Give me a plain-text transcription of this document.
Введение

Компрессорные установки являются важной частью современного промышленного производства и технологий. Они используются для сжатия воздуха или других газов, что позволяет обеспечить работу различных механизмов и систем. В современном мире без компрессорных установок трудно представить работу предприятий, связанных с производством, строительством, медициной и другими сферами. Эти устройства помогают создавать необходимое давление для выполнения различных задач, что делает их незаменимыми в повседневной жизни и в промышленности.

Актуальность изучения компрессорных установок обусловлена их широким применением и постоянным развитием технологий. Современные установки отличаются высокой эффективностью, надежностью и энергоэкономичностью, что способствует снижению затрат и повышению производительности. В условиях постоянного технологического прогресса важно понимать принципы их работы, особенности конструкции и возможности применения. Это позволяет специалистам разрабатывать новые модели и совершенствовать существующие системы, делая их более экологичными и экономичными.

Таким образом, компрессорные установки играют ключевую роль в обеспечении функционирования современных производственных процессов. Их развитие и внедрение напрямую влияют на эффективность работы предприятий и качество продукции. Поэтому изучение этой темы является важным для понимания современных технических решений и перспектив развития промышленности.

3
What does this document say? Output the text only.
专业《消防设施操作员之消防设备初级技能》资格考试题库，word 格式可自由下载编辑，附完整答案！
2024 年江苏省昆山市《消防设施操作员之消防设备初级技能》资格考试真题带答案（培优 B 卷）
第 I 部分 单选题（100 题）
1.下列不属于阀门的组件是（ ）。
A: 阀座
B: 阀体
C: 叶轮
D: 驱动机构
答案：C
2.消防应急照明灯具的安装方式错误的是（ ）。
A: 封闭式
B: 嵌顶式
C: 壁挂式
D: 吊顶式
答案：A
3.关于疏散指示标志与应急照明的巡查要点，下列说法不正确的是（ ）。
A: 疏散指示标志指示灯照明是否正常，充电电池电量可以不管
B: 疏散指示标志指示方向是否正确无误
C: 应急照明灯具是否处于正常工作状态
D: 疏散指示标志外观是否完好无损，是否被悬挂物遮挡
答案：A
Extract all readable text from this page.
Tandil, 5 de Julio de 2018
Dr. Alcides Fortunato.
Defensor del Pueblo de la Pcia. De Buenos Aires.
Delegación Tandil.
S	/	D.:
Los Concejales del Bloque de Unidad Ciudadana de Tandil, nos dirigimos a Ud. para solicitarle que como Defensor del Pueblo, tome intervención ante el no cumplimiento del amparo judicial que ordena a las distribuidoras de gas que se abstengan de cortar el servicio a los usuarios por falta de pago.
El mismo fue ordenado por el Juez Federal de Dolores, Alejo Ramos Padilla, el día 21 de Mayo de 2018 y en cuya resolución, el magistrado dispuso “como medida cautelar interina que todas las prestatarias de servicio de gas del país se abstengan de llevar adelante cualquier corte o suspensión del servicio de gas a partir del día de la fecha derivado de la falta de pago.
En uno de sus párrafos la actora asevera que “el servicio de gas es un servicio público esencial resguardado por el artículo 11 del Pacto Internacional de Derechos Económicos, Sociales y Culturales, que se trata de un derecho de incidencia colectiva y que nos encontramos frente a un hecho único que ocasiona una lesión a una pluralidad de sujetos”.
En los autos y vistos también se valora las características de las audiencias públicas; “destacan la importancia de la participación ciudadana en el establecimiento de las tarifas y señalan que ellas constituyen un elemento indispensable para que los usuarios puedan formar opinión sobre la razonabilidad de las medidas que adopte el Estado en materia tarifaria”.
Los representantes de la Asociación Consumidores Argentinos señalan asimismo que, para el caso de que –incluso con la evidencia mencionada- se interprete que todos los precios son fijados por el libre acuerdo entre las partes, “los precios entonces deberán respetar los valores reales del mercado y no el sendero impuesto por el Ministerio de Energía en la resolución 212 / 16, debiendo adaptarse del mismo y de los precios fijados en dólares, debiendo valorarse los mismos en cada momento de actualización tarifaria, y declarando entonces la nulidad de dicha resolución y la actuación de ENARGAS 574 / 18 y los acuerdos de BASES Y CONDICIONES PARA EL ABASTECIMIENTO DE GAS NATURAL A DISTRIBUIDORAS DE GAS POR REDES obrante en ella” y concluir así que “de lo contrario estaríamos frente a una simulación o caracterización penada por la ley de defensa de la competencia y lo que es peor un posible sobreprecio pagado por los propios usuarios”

□ □ □

• Task brief:
Copy out every line from the material above in which the word "this" appears.

• Exercise output:
Give me a plain-text transcription of this document.
What does this document say? Output the text only.
Extract all readable text from this page.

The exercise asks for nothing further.